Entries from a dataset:
○ ○ ○ ○ ○ ○ ○
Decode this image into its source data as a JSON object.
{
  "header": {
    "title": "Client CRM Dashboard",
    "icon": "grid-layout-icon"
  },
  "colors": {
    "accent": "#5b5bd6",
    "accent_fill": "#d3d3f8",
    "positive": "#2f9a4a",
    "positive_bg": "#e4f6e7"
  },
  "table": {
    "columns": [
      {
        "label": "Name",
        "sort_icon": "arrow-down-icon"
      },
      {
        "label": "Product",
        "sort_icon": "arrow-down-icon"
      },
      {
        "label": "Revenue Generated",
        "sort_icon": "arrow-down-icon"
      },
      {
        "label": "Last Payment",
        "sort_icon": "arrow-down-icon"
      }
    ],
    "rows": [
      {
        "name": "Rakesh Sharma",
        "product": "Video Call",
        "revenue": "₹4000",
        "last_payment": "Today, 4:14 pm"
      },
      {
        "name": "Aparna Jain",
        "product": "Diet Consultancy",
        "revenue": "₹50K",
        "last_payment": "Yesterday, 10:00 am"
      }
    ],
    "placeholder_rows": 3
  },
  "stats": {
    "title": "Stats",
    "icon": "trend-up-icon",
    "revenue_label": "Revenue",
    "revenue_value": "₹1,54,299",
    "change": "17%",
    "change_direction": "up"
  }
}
○ ○ ○ ○ ○ ○ ○
Work required:
Write out the full listing exactly as given.

Reply:
Decode this image into its source data as a JSON object.
{
  "header": {
    "title": "Client CRM Dashboard",
    "icon": "grid-layout-icon"
  },
  "colors": {
    "accent": "#5b5bd6",
    "accent_fill": "#d3d3f8",
    "positive": "#2f9a4a",
    "positive_bg": "#e4f6e7"
  },
  "table": {
    "columns": [
      {
        "label": "Name",
        "sort_icon": "arrow-down-icon"
      },
      {
        "label": "Product",
        "sort_icon": "arrow-down-icon"
      },
      {
        "label": "Revenue Generated",
        "sort_icon": "arrow-down-icon"
      },
      {
        "label": "Last Payment",
        "sort_icon": "arrow-down-icon"
      }
    ],
    "rows": [
      {
        "name": "Rakesh Sharma",
        "product": "Video Call",
        "revenue": "₹4000",
        "last_payment": "Today, 4:14 pm"
      },
      {
        "name": "Aparna Jain",
        "product": "Diet Consultancy",
        "revenue": "₹50K",
        "last_payment": "Yesterday, 10:00 am"
      }
    ],
    "placeholder_rows": 3
  },
  "stats": {
    "title": "Stats",
    "icon": "trend-up-icon",
    "revenue_label": "Revenue",
    "revenue_value": "₹1,54,299",
    "change": "17%",
    "change_direction": "up"
  }
}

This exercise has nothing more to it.